Work to complete | Collect all the lines that mention the word "name".

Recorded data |

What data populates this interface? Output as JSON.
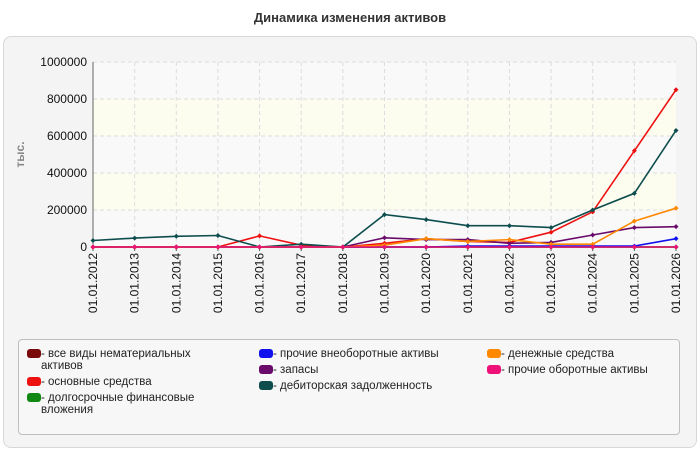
{
  "chart_data": {
    "type": "line",
    "title": "Динамика изменения активов",
    "ylabel": "тыс.",
    "xlabel": "",
    "ylim": [
      0,
      1000000
    ],
    "yticks": [
      "0",
      "200000",
      "400000",
      "600000",
      "800000",
      "1000000"
    ],
    "categories": [
      "01.01.2012",
      "01.01.2013",
      "01.01.2014",
      "01.01.2015",
      "01.01.2016",
      "01.01.2017",
      "01.01.2018",
      "01.01.2019",
      "01.01.2020",
      "01.01.2021",
      "01.01.2022",
      "01.01.2023",
      "01.01.2024",
      "01.01.2025",
      "01.01.2026"
    ],
    "legend_position": "bottom",
    "series": [
      {
        "name": "- все виды нематериальных активов",
        "color": "#7a0a0a",
        "values": [
          0,
          0,
          0,
          0,
          0,
          0,
          0,
          0,
          0,
          0,
          0,
          0,
          0,
          0,
          0
        ]
      },
      {
        "name": "- основные средства",
        "color": "#ee1111",
        "values": [
          0,
          0,
          0,
          0,
          60000,
          10000,
          0,
          20000,
          45000,
          30000,
          25000,
          80000,
          190000,
          520000,
          850000
        ]
      },
      {
        "name": "- долгосрочные финансовые вложения",
        "color": "#118811",
        "values": [
          0,
          0,
          0,
          0,
          0,
          0,
          0,
          0,
          0,
          0,
          0,
          0,
          0,
          0,
          0
        ]
      },
      {
        "name": "- прочие внеоборотные активы",
        "color": "#1111ee",
        "values": [
          0,
          0,
          0,
          0,
          0,
          0,
          0,
          0,
          0,
          5000,
          5000,
          5000,
          5000,
          5000,
          45000
        ]
      },
      {
        "name": "- запасы",
        "color": "#6a0a6a",
        "values": [
          0,
          0,
          0,
          0,
          0,
          0,
          0,
          50000,
          40000,
          40000,
          20000,
          25000,
          65000,
          105000,
          110000
        ]
      },
      {
        "name": "- дебиторская задолженность",
        "color": "#0e4d4d",
        "values": [
          35000,
          48000,
          58000,
          62000,
          0,
          15000,
          0,
          175000,
          148000,
          115000,
          115000,
          105000,
          200000,
          290000,
          630000
        ]
      },
      {
        "name": "- денежные средства",
        "color": "#ff8800",
        "values": [
          0,
          0,
          0,
          0,
          0,
          0,
          0,
          10000,
          45000,
          30000,
          40000,
          15000,
          15000,
          140000,
          210000
        ]
      },
      {
        "name": "- прочие оборотные активы",
        "color": "#ee1177",
        "values": [
          0,
          0,
          0,
          0,
          0,
          0,
          0,
          0,
          0,
          0,
          0,
          0,
          0,
          0,
          0
        ]
      }
    ]
  }
}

The result |
        "name": "- все виды нематериальных активов",
        "name": "- основные средства",
        "name": "- долгосрочные финансовые вложения",
        "name": "- прочие внеоборотные активы",
        "name": "- запасы",
        "name": "- дебиторская задолженность",
        "name": "- денежные средства",
        "name": "- прочие оборотные активы",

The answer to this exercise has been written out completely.